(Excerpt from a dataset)
┌──

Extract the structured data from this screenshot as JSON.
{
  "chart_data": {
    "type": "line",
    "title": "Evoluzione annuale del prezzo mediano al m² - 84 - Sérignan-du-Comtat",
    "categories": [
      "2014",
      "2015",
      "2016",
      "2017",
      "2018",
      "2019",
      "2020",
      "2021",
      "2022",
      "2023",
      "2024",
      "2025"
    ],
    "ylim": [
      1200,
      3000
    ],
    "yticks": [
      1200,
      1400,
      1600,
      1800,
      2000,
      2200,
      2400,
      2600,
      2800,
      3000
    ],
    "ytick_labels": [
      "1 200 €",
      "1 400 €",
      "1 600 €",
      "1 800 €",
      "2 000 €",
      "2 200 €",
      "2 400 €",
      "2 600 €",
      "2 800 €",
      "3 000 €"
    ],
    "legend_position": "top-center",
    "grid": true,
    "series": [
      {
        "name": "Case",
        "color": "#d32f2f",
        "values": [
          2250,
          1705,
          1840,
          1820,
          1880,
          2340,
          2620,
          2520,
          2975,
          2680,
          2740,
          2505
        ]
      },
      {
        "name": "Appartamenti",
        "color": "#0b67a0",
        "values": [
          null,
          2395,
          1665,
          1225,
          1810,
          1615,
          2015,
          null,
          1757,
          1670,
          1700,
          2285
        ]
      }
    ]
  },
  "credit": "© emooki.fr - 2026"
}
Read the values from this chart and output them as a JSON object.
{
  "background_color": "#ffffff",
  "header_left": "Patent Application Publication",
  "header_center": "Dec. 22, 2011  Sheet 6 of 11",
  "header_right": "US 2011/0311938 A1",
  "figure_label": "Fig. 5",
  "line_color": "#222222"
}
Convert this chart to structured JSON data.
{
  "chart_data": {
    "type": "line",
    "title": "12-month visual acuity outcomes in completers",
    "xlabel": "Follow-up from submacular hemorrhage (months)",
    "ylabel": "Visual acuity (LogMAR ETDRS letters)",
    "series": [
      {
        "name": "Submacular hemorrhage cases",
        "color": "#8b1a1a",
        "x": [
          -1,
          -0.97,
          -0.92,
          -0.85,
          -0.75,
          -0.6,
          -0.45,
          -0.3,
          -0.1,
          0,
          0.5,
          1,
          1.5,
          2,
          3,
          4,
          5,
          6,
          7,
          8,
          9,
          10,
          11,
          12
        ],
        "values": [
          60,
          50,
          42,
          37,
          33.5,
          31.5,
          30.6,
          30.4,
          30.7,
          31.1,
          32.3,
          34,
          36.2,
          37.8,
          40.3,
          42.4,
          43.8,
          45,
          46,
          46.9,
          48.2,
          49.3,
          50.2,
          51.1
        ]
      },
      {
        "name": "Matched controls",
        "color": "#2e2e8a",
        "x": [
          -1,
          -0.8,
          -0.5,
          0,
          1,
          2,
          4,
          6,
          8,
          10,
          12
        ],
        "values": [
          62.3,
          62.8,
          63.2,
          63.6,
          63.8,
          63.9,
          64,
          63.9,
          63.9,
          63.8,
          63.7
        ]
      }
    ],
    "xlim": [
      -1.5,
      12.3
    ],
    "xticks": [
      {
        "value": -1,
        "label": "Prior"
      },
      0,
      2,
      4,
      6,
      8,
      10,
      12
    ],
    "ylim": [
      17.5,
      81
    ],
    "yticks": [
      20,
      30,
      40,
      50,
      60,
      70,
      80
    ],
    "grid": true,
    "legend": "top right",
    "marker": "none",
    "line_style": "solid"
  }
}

└──

Give all of the entries again, word for word.

Extract the structured data from this screenshot as JSON.
{
  "chart_data": {
    "type": "line",
    "title": "Evoluzione annuale del prezzo mediano al m² - 84 - Sérignan-du-Comtat",
    "categories": [
      "2014",
      "2015",
      "2016",
      "2017",
      "2018",
      "2019",
      "2020",
      "2021",
      "2022",
      "2023",
      "2024",
      "2025"
    ],
    "ylim": [
      1200,
      3000
    ],
    "yticks": [
      1200,
      1400,
      1600,
      1800,
      2000,
      2200,
      2400,
      2600,
      2800,
      3000
    ],
    "ytick_labels": [
      "1 200 €",
      "1 400 €",
      "1 600 €",
      "1 800 €",
      "2 000 €",
      "2 200 €",
      "2 400 €",
      "2 600 €",
      "2 800 €",
      "3 000 €"
    ],
    "legend_position": "top-center",
    "grid": true,
    "series": [
      {
        "name": "Case",
        "color": "#d32f2f",
        "values": [
          2250,
          1705,
          1840,
          1820,
          1880,
          2340,
          2620,
          2520,
          2975,
          2680,
          2740,
          2505
        ]
      },
      {
        "name": "Appartamenti",
        "color": "#0b67a0",
        "values": [
          null,
          2395,
          1665,
          1225,
          1810,
          1615,
          2015,
          null,
          1757,
          1670,
          1700,
          2285
        ]
      }
    ]
  },
  "credit": "© emooki.fr - 2026"
}
Read the values from this chart and output them as a JSON object.
{
  "background_color": "#ffffff",
  "header_left": "Patent Application Publication",
  "header_center": "Dec. 22, 2011  Sheet 6 of 11",
  "header_right": "US 2011/0311938 A1",
  "figure_label": "Fig. 5",
  "line_color": "#222222"
}
Convert this chart to structured JSON data.
{
  "chart_data": {
    "type": "line",
    "title": "12-month visual acuity outcomes in completers",
    "xlabel": "Follow-up from submacular hemorrhage (months)",
    "ylabel": "Visual acuity (LogMAR ETDRS letters)",
    "series": [
      {
        "name": "Submacular hemorrhage cases",
        "color": "#8b1a1a",
        "x": [
          -1,
          -0.97,
          -0.92,
          -0.85,
          -0.75,
          -0.6,
          -0.45,
          -0.3,
          -0.1,
          0,
          0.5,
          1,
          1.5,
          2,
          3,
          4,
          5,
          6,
          7,
          8,
          9,
          10,
          11,
          12
        ],
        "values": [
          60,
          50,
          42,
          37,
          33.5,
          31.5,
          30.6,
          30.4,
          30.7,
          31.1,
          32.3,
          34,
          36.2,
          37.8,
          40.3,
          42.4,
          43.8,
          45,
          46,
          46.9,
          48.2,
          49.3,
          50.2,
          51.1
        ]
      },
      {
        "name": "Matched controls",
        "color": "#2e2e8a",
        "x": [
          -1,
          -0.8,
          -0.5,
          0,
          1,
          2,
          4,
          6,
          8,
          10,
          12
        ],
        "values": [
          62.3,
          62.8,
          63.2,
          63.6,
          63.8,
          63.9,
          64,
          63.9,
          63.9,
          63.8,
          63.7
        ]
      }
    ],
    "xlim": [
      -1.5,
      12.3
    ],
    "xticks": [
      {
        "value": -1,
        "label": "Prior"
      },
      0,
      2,
      4,
      6,
      8,
      10,
      12
    ],
    "ylim": [
      17.5,
      81
    ],
    "yticks": [
      20,
      30,
      40,
      50,
      60,
      70,
      80
    ],
    "grid": true,
    "legend": "top right",
    "marker": "none",
    "line_style": "solid"
  }
}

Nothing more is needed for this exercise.